(Required task):
Copy out every line that contains "Mean".

(Data for processing):
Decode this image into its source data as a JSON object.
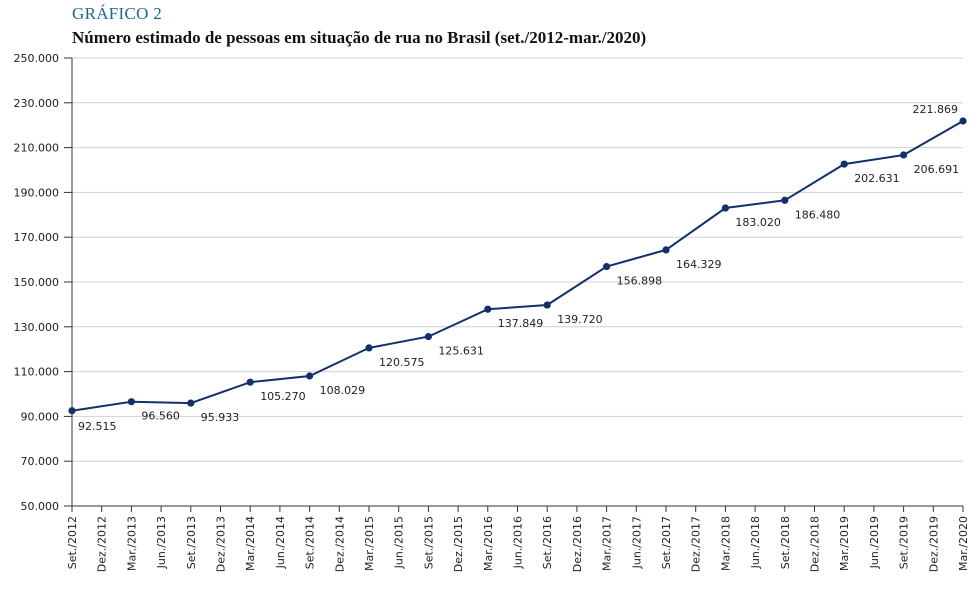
{
  "figure": {
    "label": "GRÁFICO 2",
    "title": "Número estimado de pessoas em situação de rua no Brasil (set./2012-mar./2020)"
  },
  "colors": {
    "line": "#13306b",
    "grid": "#d0d0d0",
    "label": "#1a6a8a"
  },
  "chart_data": {
    "type": "line",
    "title": "Número estimado de pessoas em situação de rua no Brasil (set./2012-mar./2020)",
    "xlabel": "",
    "ylabel": "",
    "ylim": [
      50000,
      250000
    ],
    "grid": true,
    "y_ticks": [
      "50.000",
      "70.000",
      "90.000",
      "110.000",
      "130.000",
      "150.000",
      "170.000",
      "190.000",
      "210.000",
      "230.000",
      "250.000"
    ],
    "categories": [
      "Set./2012",
      "Dez./2012",
      "Mar./2013",
      "Jun./2013",
      "Set./2013",
      "Dez./2013",
      "Mar./2014",
      "Jun./2014",
      "Set./2014",
      "Dez./2014",
      "Mar./2015",
      "Jun./2015",
      "Set./2015",
      "Dez./2015",
      "Mar./2016",
      "Jun./2016",
      "Set./2016",
      "Dez./2016",
      "Mar./2017",
      "Jun./2017",
      "Set./2017",
      "Dez./2017",
      "Mar./2018",
      "Jun./2018",
      "Set./2018",
      "Dez./2018",
      "Mar./2019",
      "Jun./2019",
      "Set./2019",
      "Dez./2019",
      "Mar./2020"
    ],
    "points": [
      {
        "x": "Set./2012",
        "y": 92515,
        "label": "92.515"
      },
      {
        "x": "Mar./2013",
        "y": 96560,
        "label": "96.560"
      },
      {
        "x": "Set./2013",
        "y": 95933,
        "label": "95.933"
      },
      {
        "x": "Mar./2014",
        "y": 105270,
        "label": "105.270"
      },
      {
        "x": "Set./2014",
        "y": 108029,
        "label": "108.029"
      },
      {
        "x": "Mar./2015",
        "y": 120575,
        "label": "120.575"
      },
      {
        "x": "Set./2015",
        "y": 125631,
        "label": "125.631"
      },
      {
        "x": "Mar./2016",
        "y": 137849,
        "label": "137.849"
      },
      {
        "x": "Set./2016",
        "y": 139720,
        "label": "139.720"
      },
      {
        "x": "Mar./2017",
        "y": 156898,
        "label": "156.898"
      },
      {
        "x": "Set./2017",
        "y": 164329,
        "label": "164.329"
      },
      {
        "x": "Mar./2018",
        "y": 183020,
        "label": "183.020"
      },
      {
        "x": "Set./2018",
        "y": 186480,
        "label": "186.480"
      },
      {
        "x": "Mar./2019",
        "y": 202631,
        "label": "202.631"
      },
      {
        "x": "Set./2019",
        "y": 206691,
        "label": "206.691"
      },
      {
        "x": "Mar./2020",
        "y": 221869,
        "label": "221.869"
      }
    ]
  }
}
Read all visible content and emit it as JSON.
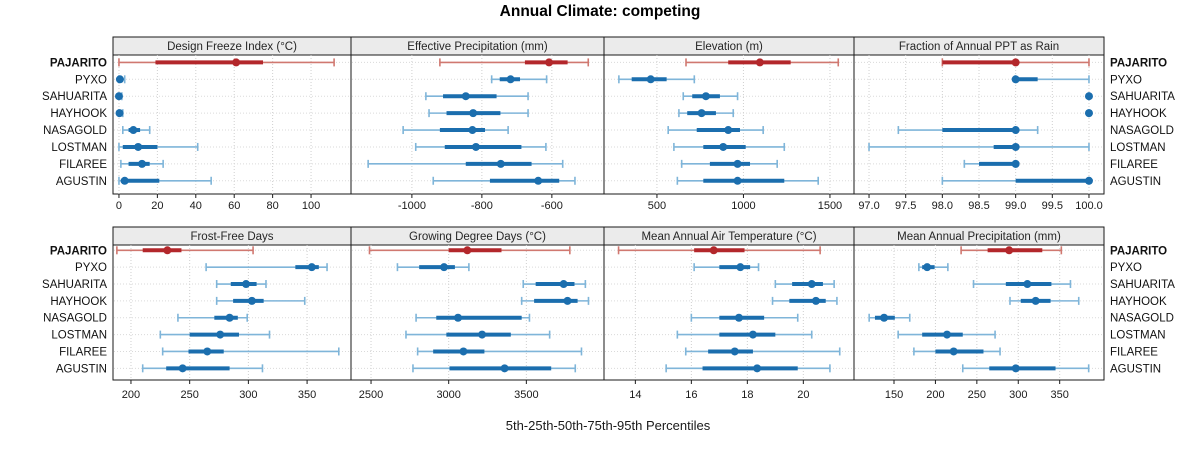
{
  "title": "Annual Climate: competing",
  "caption": "5th-25th-50th-75th-95th Percentiles",
  "stations": [
    "PAJARITO",
    "PYXO",
    "SAHUARITA",
    "HAYHOOK",
    "NASAGOLD",
    "LOSTMAN",
    "FILAREE",
    "AGUSTIN"
  ],
  "focal_station": "PAJARITO",
  "colors": {
    "focal": "#B3272B",
    "focal_light": "#D07870",
    "other": "#1B6EAE",
    "other_light": "#7FB5D9",
    "strip_fill": "#EBEBEB",
    "panel_border": "#1a1a1a",
    "gridline": "#CFCFCF",
    "tick_text": "#1a1a1a"
  },
  "chart_data": {
    "type": "dotplot-percentiles",
    "percentiles": [
      5,
      25,
      50,
      75,
      95
    ],
    "legend_note": "each row shows 5th-25th-50th-75th-95th percentile whisker, box and median dot; PAJARITO highlighted in red",
    "panels": [
      {
        "title": "Design Freeze Index (°C)",
        "xlim": [
          -3.1,
          120.8
        ],
        "ticks": [
          0,
          20,
          40,
          60,
          80,
          100
        ],
        "tick_labels": [
          "0",
          "20",
          "40",
          "60",
          "80",
          "100"
        ],
        "series": [
          {
            "name": "PAJARITO",
            "values": [
              0,
              19,
              61,
              75,
              112
            ]
          },
          {
            "name": "PYXO",
            "values": [
              0,
              0,
              0.5,
              1,
              3
            ]
          },
          {
            "name": "SAHUARITA",
            "values": [
              0,
              0,
              0,
              0.5,
              1.5
            ]
          },
          {
            "name": "HAYHOOK",
            "values": [
              0,
              0,
              0.3,
              1,
              2
            ]
          },
          {
            "name": "NASAGOLD",
            "values": [
              2,
              5,
              7.5,
              11,
              16
            ]
          },
          {
            "name": "LOSTMAN",
            "values": [
              0,
              2,
              10,
              20,
              41
            ]
          },
          {
            "name": "FILAREE",
            "values": [
              1,
              5,
              12,
              16,
              23
            ]
          },
          {
            "name": "AGUSTIN",
            "values": [
              0,
              1,
              3,
              21,
              48
            ]
          }
        ]
      },
      {
        "title": "Effective Precipitation (mm)",
        "xlim": [
          -1174,
          -451
        ],
        "ticks": [
          -1000,
          -800,
          -600
        ],
        "tick_labels": [
          "-1000",
          "-800",
          "-600"
        ],
        "series": [
          {
            "name": "PAJARITO",
            "values": [
              -920,
              -677,
              -608,
              -555,
              -496
            ]
          },
          {
            "name": "PYXO",
            "values": [
              -772,
              -749,
              -718,
              -691,
              -615
            ]
          },
          {
            "name": "SAHUARITA",
            "values": [
              -960,
              -911,
              -846,
              -758,
              -668
            ]
          },
          {
            "name": "HAYHOOK",
            "values": [
              -951,
              -901,
              -825,
              -747,
              -668
            ]
          },
          {
            "name": "NASAGOLD",
            "values": [
              -1025,
              -920,
              -827,
              -791,
              -725
            ]
          },
          {
            "name": "LOSTMAN",
            "values": [
              -989,
              -906,
              -817,
              -687,
              -617
            ]
          },
          {
            "name": "FILAREE",
            "values": [
              -1125,
              -846,
              -746,
              -658,
              -569
            ]
          },
          {
            "name": "AGUSTIN",
            "values": [
              -939,
              -777,
              -639,
              -579,
              -534
            ]
          }
        ]
      },
      {
        "title": "Elevation (m)",
        "xlim": [
          194,
          1639
        ],
        "ticks": [
          500,
          1000,
          1500
        ],
        "tick_labels": [
          "500",
          "1000",
          "1500"
        ],
        "series": [
          {
            "name": "PAJARITO",
            "values": [
              668,
              912,
              1095,
              1273,
              1548
            ]
          },
          {
            "name": "PYXO",
            "values": [
              280,
              354,
              464,
              556,
              716
            ]
          },
          {
            "name": "SAHUARITA",
            "values": [
              652,
              704,
              783,
              864,
              966
            ]
          },
          {
            "name": "HAYHOOK",
            "values": [
              627,
              675,
              758,
              841,
              941
            ]
          },
          {
            "name": "NASAGOLD",
            "values": [
              565,
              730,
              912,
              980,
              1114
            ]
          },
          {
            "name": "LOSTMAN",
            "values": [
              598,
              768,
              883,
              1013,
              1236
            ]
          },
          {
            "name": "FILAREE",
            "values": [
              643,
              806,
              966,
              1038,
              1195
            ]
          },
          {
            "name": "AGUSTIN",
            "values": [
              618,
              768,
              966,
              1236,
              1432
            ]
          }
        ]
      },
      {
        "title": "Fraction of Annual PPT as Rain",
        "xlim": [
          96.795,
          100.205
        ],
        "ticks": [
          97.0,
          97.5,
          98.0,
          98.5,
          99.0,
          99.5,
          100.0
        ],
        "tick_labels": [
          "97.0",
          "97.5",
          "98.0",
          "98.5",
          "99.0",
          "99.5",
          "100.0"
        ],
        "series": [
          {
            "name": "PAJARITO",
            "values": [
              98.0,
              98.0,
              99.0,
              99.0,
              100.0
            ]
          },
          {
            "name": "PYXO",
            "values": [
              99.0,
              99.0,
              99.0,
              99.3,
              100.0
            ]
          },
          {
            "name": "SAHUARITA",
            "values": [
              100.0,
              100.0,
              100.0,
              100.0,
              100.0
            ]
          },
          {
            "name": "HAYHOOK",
            "values": [
              100.0,
              100.0,
              100.0,
              100.0,
              100.0
            ]
          },
          {
            "name": "NASAGOLD",
            "values": [
              97.4,
              98.0,
              99.0,
              99.0,
              99.3
            ]
          },
          {
            "name": "LOSTMAN",
            "values": [
              97.0,
              98.7,
              99.0,
              99.0,
              100.0
            ]
          },
          {
            "name": "FILAREE",
            "values": [
              98.3,
              98.5,
              99.0,
              99.0,
              99.0
            ]
          },
          {
            "name": "AGUSTIN",
            "values": [
              98.0,
              99.0,
              100.0,
              100.0,
              100.0
            ]
          }
        ]
      },
      {
        "title": "Frost-Free Days",
        "xlim": [
          184.7,
          387.4
        ],
        "ticks": [
          200,
          250,
          300,
          350
        ],
        "tick_labels": [
          "200",
          "250",
          "300",
          "350"
        ],
        "series": [
          {
            "name": "PAJARITO",
            "values": [
              188,
              210,
              231,
              243,
              304
            ]
          },
          {
            "name": "PYXO",
            "values": [
              264,
              340,
              354,
              360,
              367
            ]
          },
          {
            "name": "SAHUARITA",
            "values": [
              273,
              285,
              298,
              307,
              315
            ]
          },
          {
            "name": "HAYHOOK",
            "values": [
              273,
              287,
              303,
              313,
              348
            ]
          },
          {
            "name": "NASAGOLD",
            "values": [
              240,
              271,
              284,
              291,
              299
            ]
          },
          {
            "name": "LOSTMAN",
            "values": [
              225,
              250,
              276,
              292,
              318
            ]
          },
          {
            "name": "FILAREE",
            "values": [
              227,
              249,
              265,
              279,
              377
            ]
          },
          {
            "name": "AGUSTIN",
            "values": [
              210,
              230,
              244,
              284,
              312
            ]
          }
        ]
      },
      {
        "title": "Growing Degree Days (°C)",
        "xlim": [
          2371,
          4000
        ],
        "ticks": [
          2500,
          3000,
          3500
        ],
        "tick_labels": [
          "2500",
          "3000",
          "3500"
        ],
        "series": [
          {
            "name": "PAJARITO",
            "values": [
              2490,
              3000,
              3120,
              3340,
              3780
            ]
          },
          {
            "name": "PYXO",
            "values": [
              2670,
              2810,
              2970,
              3040,
              3130
            ]
          },
          {
            "name": "SAHUARITA",
            "values": [
              3480,
              3560,
              3740,
              3810,
              3880
            ]
          },
          {
            "name": "HAYHOOK",
            "values": [
              3470,
              3550,
              3765,
              3830,
              3900
            ]
          },
          {
            "name": "NASAGOLD",
            "values": [
              2790,
              2920,
              3060,
              3470,
              3520
            ]
          },
          {
            "name": "LOSTMAN",
            "values": [
              2725,
              2985,
              3215,
              3400,
              3650
            ]
          },
          {
            "name": "FILAREE",
            "values": [
              2800,
              2900,
              3095,
              3230,
              3855
            ]
          },
          {
            "name": "AGUSTIN",
            "values": [
              2770,
              3005,
              3360,
              3660,
              3815
            ]
          }
        ]
      },
      {
        "title": "Mean Annual Air Temperature (°C)",
        "xlim": [
          12.88,
          21.81
        ],
        "ticks": [
          14,
          16,
          18,
          20
        ],
        "tick_labels": [
          "14",
          "16",
          "18",
          "20"
        ],
        "series": [
          {
            "name": "PAJARITO",
            "values": [
              13.4,
              16.1,
              16.8,
              17.9,
              20.6
            ]
          },
          {
            "name": "PYXO",
            "values": [
              16.1,
              17.0,
              17.75,
              18.1,
              18.4
            ]
          },
          {
            "name": "SAHUARITA",
            "values": [
              19.0,
              19.6,
              20.3,
              20.7,
              21.1
            ]
          },
          {
            "name": "HAYHOOK",
            "values": [
              18.9,
              19.5,
              20.45,
              20.8,
              21.2
            ]
          },
          {
            "name": "NASAGOLD",
            "values": [
              16.0,
              17.0,
              17.7,
              18.6,
              19.8
            ]
          },
          {
            "name": "LOSTMAN",
            "values": [
              15.5,
              17.0,
              18.2,
              19.0,
              20.3
            ]
          },
          {
            "name": "FILAREE",
            "values": [
              15.8,
              16.6,
              17.55,
              18.2,
              21.3
            ]
          },
          {
            "name": "AGUSTIN",
            "values": [
              15.1,
              16.4,
              18.35,
              19.8,
              20.95
            ]
          }
        ]
      },
      {
        "title": "Mean Annual Precipitation (mm)",
        "xlim": [
          101.7,
          403.5
        ],
        "ticks": [
          150,
          200,
          250,
          300,
          350
        ],
        "tick_labels": [
          "150",
          "200",
          "250",
          "300",
          "350"
        ],
        "series": [
          {
            "name": "PAJARITO",
            "values": [
              231,
              263,
              289,
              329,
              352
            ]
          },
          {
            "name": "PYXO",
            "values": [
              180,
              184,
              190,
              199,
              215
            ]
          },
          {
            "name": "SAHUARITA",
            "values": [
              246,
              285,
              311,
              340,
              363
            ]
          },
          {
            "name": "HAYHOOK",
            "values": [
              290,
              303,
              321,
              339,
              373
            ]
          },
          {
            "name": "NASAGOLD",
            "values": [
              120,
              127,
              138,
              151,
              169
            ]
          },
          {
            "name": "LOSTMAN",
            "values": [
              155,
              184,
              214,
              233,
              272
            ]
          },
          {
            "name": "FILAREE",
            "values": [
              174,
              200,
              222,
              258,
              278
            ]
          },
          {
            "name": "AGUSTIN",
            "values": [
              233,
              265,
              297,
              345,
              385
            ]
          }
        ]
      }
    ]
  }
}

(Answer for the task):
        "title": "Mean Annual Air Temperature (°C)",
        "title": "Mean Annual Precipitation (mm)",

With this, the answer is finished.